- Short problem: Single out the lines that include the word "Video". Copy them.

- The records:
::::::::::

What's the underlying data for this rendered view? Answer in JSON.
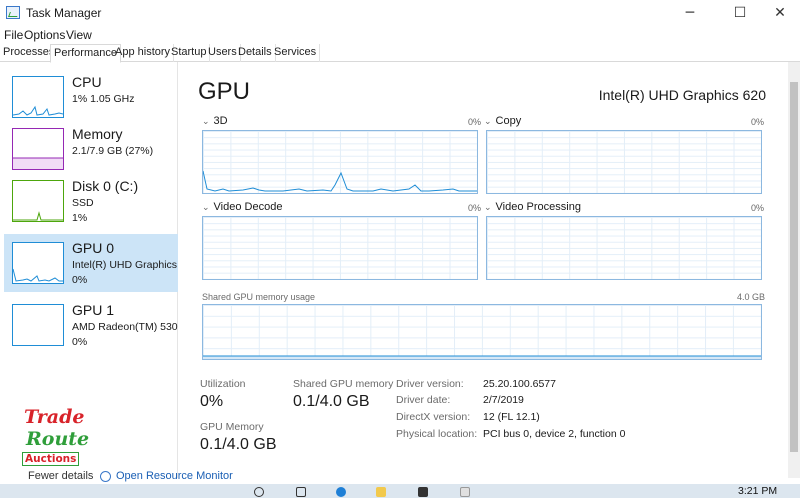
{
  "window": {
    "title": "Task Manager",
    "min": "─",
    "max": "☐",
    "close": "✕"
  },
  "menu": [
    "File",
    "Options",
    "View"
  ],
  "tabs": [
    "Processes",
    "Performance",
    "App history",
    "Startup",
    "Users",
    "Details",
    "Services"
  ],
  "active_tab": "Performance",
  "sidebar": [
    {
      "title": "CPU",
      "line1": "1%  1.05 GHz",
      "line2": "",
      "color": "#1f8dd6"
    },
    {
      "title": "Memory",
      "line1": "2.1/7.9 GB (27%)",
      "line2": "",
      "color": "#9528b4"
    },
    {
      "title": "Disk 0 (C:)",
      "line1": "SSD",
      "line2": "1%",
      "color": "#4da60c"
    },
    {
      "title": "GPU 0",
      "line1": "Intel(R) UHD Graphics 620",
      "line2": "0%",
      "color": "#1f8dd6"
    },
    {
      "title": "GPU 1",
      "line1": "AMD Radeon(TM) 530",
      "line2": "0%",
      "color": "#1f8dd6"
    }
  ],
  "selected_item": "GPU 0",
  "main": {
    "title": "GPU",
    "device": "Intel(R) UHD Graphics 620",
    "graphs": [
      {
        "name": "3D",
        "pct": "0%"
      },
      {
        "name": "Copy",
        "pct": "0%"
      },
      {
        "name": "Video Decode",
        "pct": "0%"
      },
      {
        "name": "Video Processing",
        "pct": "0%"
      }
    ],
    "shared_label": "Shared GPU memory usage",
    "shared_max": "4.0 GB",
    "stats": {
      "utilization_label": "Utilization",
      "utilization_value": "0%",
      "shared_label": "Shared GPU memory",
      "shared_value": "0.1/4.0 GB",
      "gpumem_label": "GPU Memory",
      "gpumem_value": "0.1/4.0 GB"
    },
    "info": [
      {
        "label": "Driver version:",
        "value": "25.20.100.6577"
      },
      {
        "label": "Driver date:",
        "value": "2/7/2019"
      },
      {
        "label": "DirectX version:",
        "value": "12 (FL 12.1)"
      },
      {
        "label": "Physical location:",
        "value": "PCI bus 0, device 2, function 0"
      }
    ]
  },
  "footer": {
    "fewer": "Fewer details",
    "resmon": "Open Resource Monitor"
  },
  "logo": {
    "line1": "Trade",
    "line2": "Route",
    "line3": "Auctions"
  },
  "taskbar": {
    "time": "3:21 PM"
  },
  "colors": {
    "graph_border": "#8cb8e0",
    "graph_line": "#1f8dd6",
    "selected_bg": "#cce4f7"
  }
}
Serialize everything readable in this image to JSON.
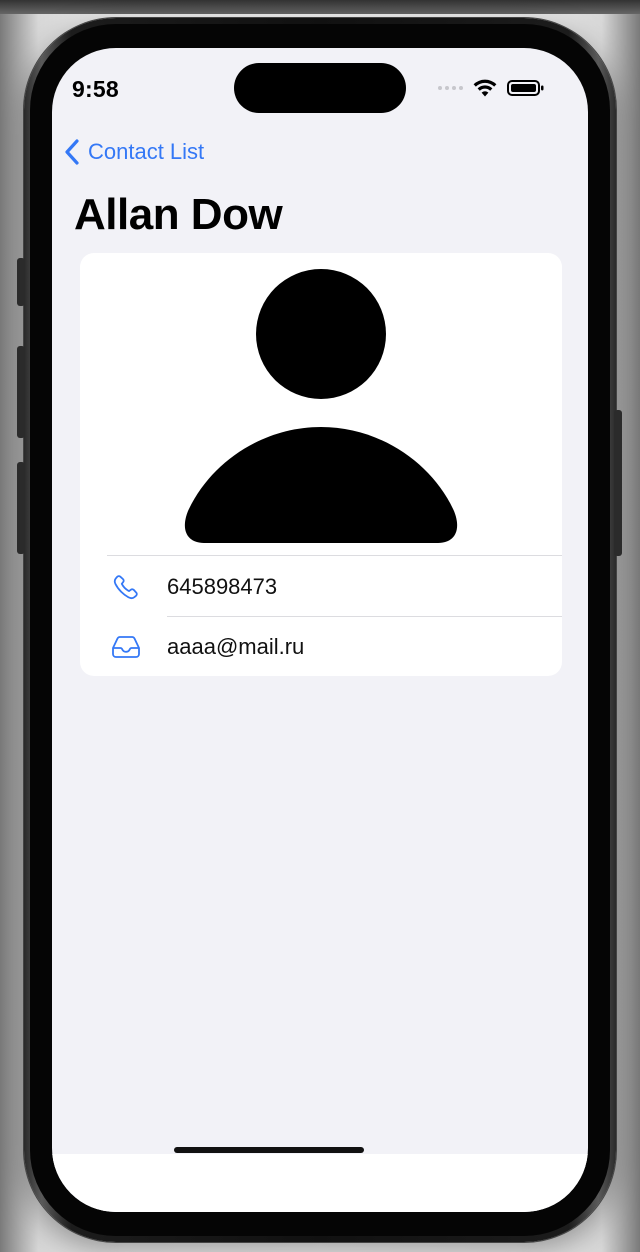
{
  "status_bar": {
    "time": "9:58",
    "icons": [
      "signal-dots-icon",
      "wifi-icon",
      "battery-icon"
    ]
  },
  "nav": {
    "back_label": "Contact List",
    "title": "Allan Dow"
  },
  "contact": {
    "avatar_icon": "person-silhouette-icon",
    "phone": "645898473",
    "email": "aaaa@mail.ru"
  },
  "colors": {
    "accent": "#3478f6",
    "background": "#f2f2f7",
    "card": "#ffffff",
    "text": "#000000"
  }
}
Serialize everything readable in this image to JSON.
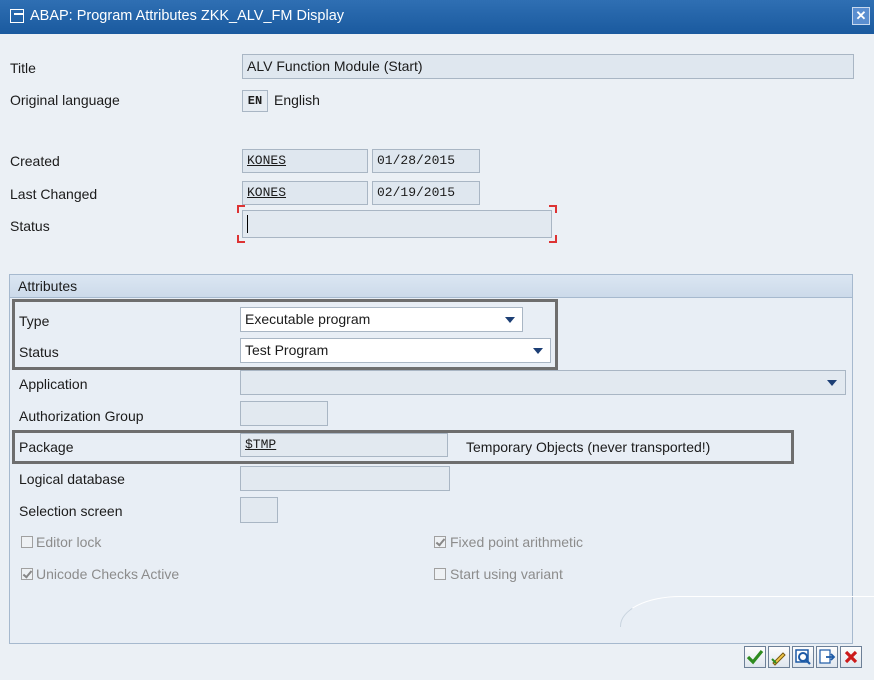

::::::::::

- Task response:
        "name": "Video Decode",
        "name": "Video Processing",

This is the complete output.